╭─ SUPPLIED DATA
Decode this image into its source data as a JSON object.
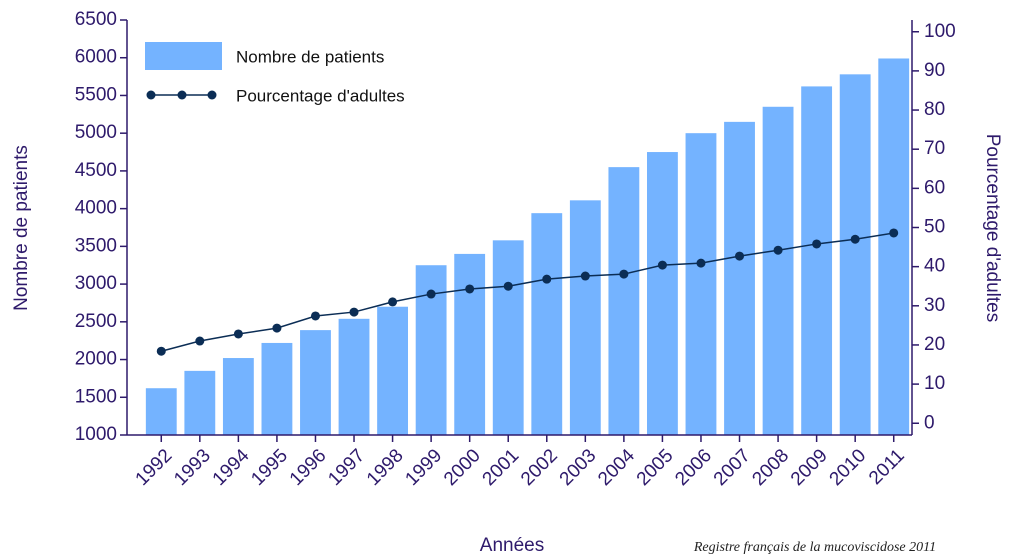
{
  "chart_data": {
    "type": "bar-line",
    "x_label": "Années",
    "y_label": "Nombre de patients",
    "y2_label": "Pourcentage d'adultes",
    "note": "Registre français de la mucoviscidose 2011",
    "categories": [
      "1992",
      "1993",
      "1994",
      "1995",
      "1996",
      "1997",
      "1998",
      "1999",
      "2000",
      "2001",
      "2002",
      "2003",
      "2004",
      "2005",
      "2006",
      "2007",
      "2008",
      "2009",
      "2010",
      "2011"
    ],
    "series": [
      {
        "name": "Nombre de patients",
        "kind": "bar",
        "color": "#74b3ff",
        "values": [
          1620,
          1850,
          2020,
          2220,
          2390,
          2540,
          2700,
          3250,
          3400,
          3580,
          3940,
          4110,
          4550,
          4750,
          5000,
          5150,
          5350,
          5620,
          5780,
          5990
        ]
      },
      {
        "name": "Pourcentage d'adultes",
        "kind": "line",
        "axis": "y2",
        "color": "#0b2d55",
        "values": [
          18.4,
          21,
          22.8,
          24.3,
          27.4,
          28.4,
          31,
          33,
          34.3,
          35,
          36.8,
          37.6,
          38.1,
          40.4,
          40.9,
          42.7,
          44.2,
          45.8,
          47,
          48.6
        ]
      }
    ],
    "ylim": [
      1000,
      6500
    ],
    "yticks": [
      1000,
      1500,
      2000,
      2500,
      3000,
      3500,
      4000,
      4500,
      5000,
      5500,
      6000,
      6500
    ],
    "y2lim": [
      -3,
      103
    ],
    "y2ticks": [
      0,
      10,
      20,
      30,
      40,
      50,
      60,
      70,
      80,
      90,
      100
    ],
    "legend": "upper left"
  }
}
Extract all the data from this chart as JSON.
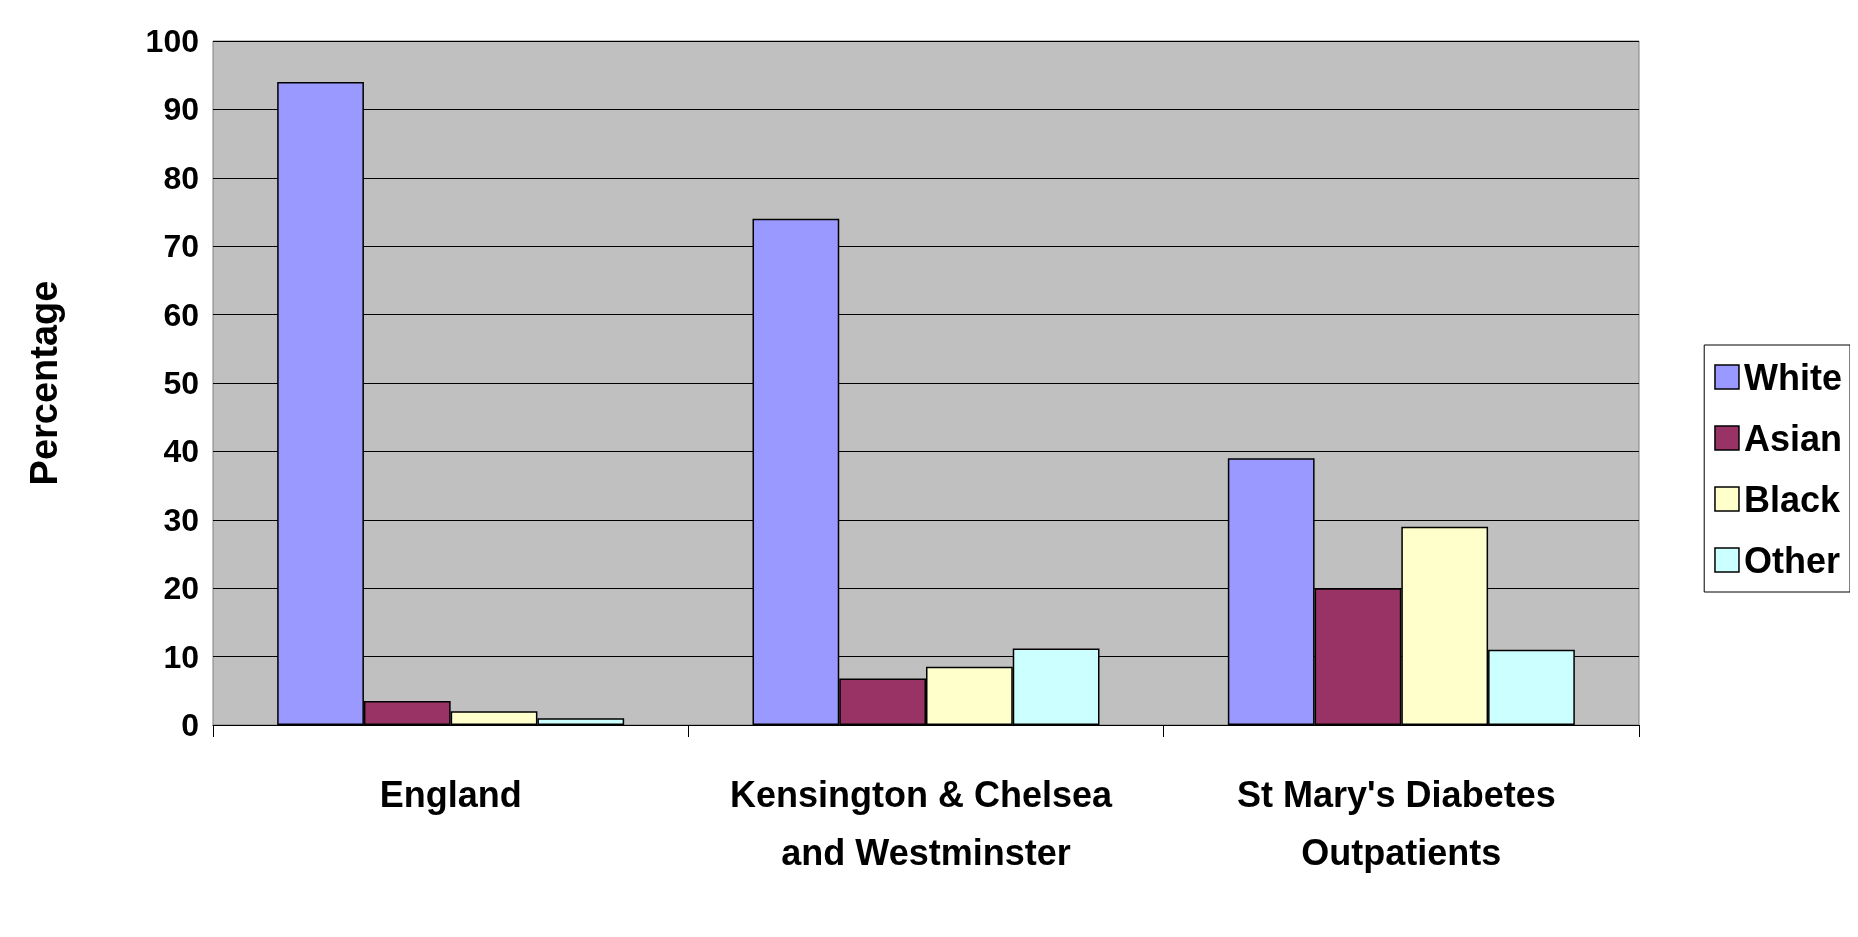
{
  "chart_data": {
    "type": "bar",
    "ylabel": "Percentage",
    "categories": [
      "England",
      "Kensington & Chelsea and Westminster",
      "St Mary's Diabetes Outpatients"
    ],
    "series": [
      {
        "name": "White",
        "color": "#9999ff",
        "values": [
          94,
          74,
          39
        ]
      },
      {
        "name": "Asian",
        "color": "#993366",
        "values": [
          3.5,
          6.8,
          20
        ]
      },
      {
        "name": "Black",
        "color": "#ffffcc",
        "values": [
          2,
          8.5,
          29
        ]
      },
      {
        "name": "Other",
        "color": "#ccffff",
        "values": [
          1,
          11.2,
          11
        ]
      }
    ],
    "ylim": [
      0,
      100
    ],
    "yticks": [
      0,
      10,
      20,
      30,
      40,
      50,
      60,
      70,
      80,
      90,
      100
    ],
    "grid": "y",
    "legend": "right"
  }
}
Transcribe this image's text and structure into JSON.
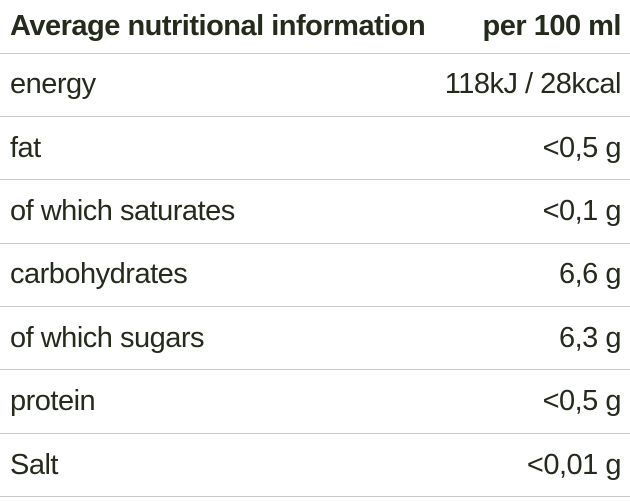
{
  "table": {
    "title": "Average nutritional information",
    "header": {
      "label": "Average nutritional information",
      "unit": "per 100 ml"
    },
    "rows": [
      {
        "name": "energy",
        "value": "118kJ / 28kcal"
      },
      {
        "name": "fat",
        "value": "<0,5 g"
      },
      {
        "name": "of which saturates",
        "value": "<0,1 g"
      },
      {
        "name": "carbohydrates",
        "value": "6,6 g"
      },
      {
        "name": "of which sugars",
        "value": "6,3 g"
      },
      {
        "name": "protein",
        "value": "<0,5 g"
      },
      {
        "name": "Salt",
        "value": "<0,01 g"
      }
    ],
    "colors": {
      "text": "#242b1d",
      "divider": "#c9c9c9",
      "background": "#ffffff"
    }
  }
}
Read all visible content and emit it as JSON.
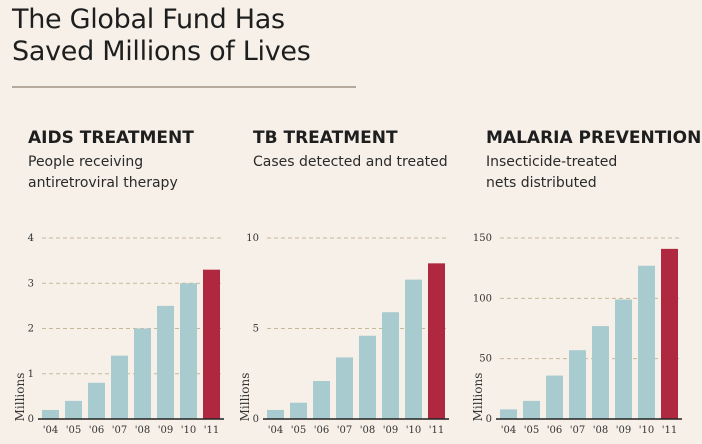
╰─
* WHAT NEEDS TO BE DONE
When repeating the material above, keep every line exact and drop all pictures.

* TASK RESPONSE
Decode this image into its source data as a JSON object.
{
  "chart_data": {
    "type": "bar-line",
    "x_label": "Années",
    "y_label": "Nombre de patients",
    "y2_label": "Pourcentage d'adultes",
    "note": "Registre français de la mucoviscidose 2011",
    "categories": [
      "1992",
      "1993",
      "1994",
      "1995",
      "1996",
      "1997",
      "1998",
      "1999",
      "2000",
      "2001",
      "2002",
      "2003",
      "2004",
      "2005",
      "2006",
      "2007",
      "2008",
      "2009",
      "2010",
      "2011"
    ],
    "series": [
      {
        "name": "Nombre de patients",
        "kind": "bar",
        "color": "#74b3ff",
        "values": [
          1620,
          1850,
          2020,
          2220,
          2390,
          2540,
          2700,
          3250,
          3400,
          3580,
          3940,
          4110,
          4550,
          4750,
          5000,
          5150,
          5350,
          5620,
          5780,
          5990
        ]
      },
      {
        "name": "Pourcentage d'adultes",
        "kind": "line",
        "axis": "y2",
        "color": "#0b2d55",
        "values": [
          18.4,
          21,
          22.8,
          24.3,
          27.4,
          28.4,
          31,
          33,
          34.3,
          35,
          36.8,
          37.6,
          38.1,
          40.4,
          40.9,
          42.7,
          44.2,
          45.8,
          47,
          48.6
        ]
      }
    ],
    "ylim": [
      1000,
      6500
    ],
    "yticks": [
      1000,
      1500,
      2000,
      2500,
      3000,
      3500,
      4000,
      4500,
      5000,
      5500,
      6000,
      6500
    ],
    "y2lim": [
      -3,
      103
    ],
    "y2ticks": [
      0,
      10,
      20,
      30,
      40,
      50,
      60,
      70,
      80,
      90,
      100
    ],
    "legend": "upper left"
  }
}
Extract all the data from this chart as JSON.
{
  "chart_data": {
    "type": "bar",
    "ylabel": "Percentage",
    "categories": [
      "England",
      "Kensington & Chelsea and Westminster",
      "St Mary's Diabetes Outpatients"
    ],
    "series": [
      {
        "name": "White",
        "color": "#9999ff",
        "values": [
          94,
          74,
          39
        ]
      },
      {
        "name": "Asian",
        "color": "#993366",
        "values": [
          3.5,
          6.8,
          20
        ]
      },
      {
        "name": "Black",
        "color": "#ffffcc",
        "values": [
          2,
          8.5,
          29
        ]
      },
      {
        "name": "Other",
        "color": "#ccffff",
        "values": [
          1,
          11.2,
          11
        ]
      }
    ],
    "ylim": [
      0,
      100
    ],
    "yticks": [
      0,
      10,
      20,
      30,
      40,
      50,
      60,
      70,
      80,
      90,
      100
    ],
    "grid": "y",
    "legend": "right"
  }
}
Transcribe this image's text and structure into JSON.
{
  "table": {
    "title": "Average nutritional information",
    "header": {
      "label": "Average nutritional information",
      "unit": "per 100 ml"
    },
    "rows": [
      {
        "name": "energy",
        "value": "118kJ / 28kcal"
      },
      {
        "name": "fat",
        "value": "<0,5 g"
      },
      {
        "name": "of which saturates",
        "value": "<0,1 g"
      },
      {
        "name": "carbohydrates",
        "value": "6,6 g"
      },
      {
        "name": "of which sugars",
        "value": "6,3 g"
      },
      {
        "name": "protein",
        "value": "<0,5 g"
      },
      {
        "name": "Salt",
        "value": "<0,01 g"
      }
    ],
    "colors": {
      "text": "#242b1d",
      "divider": "#c9c9c9",
      "background": "#ffffff"
    }
  }
}
Read all visible content and emit it as JSON.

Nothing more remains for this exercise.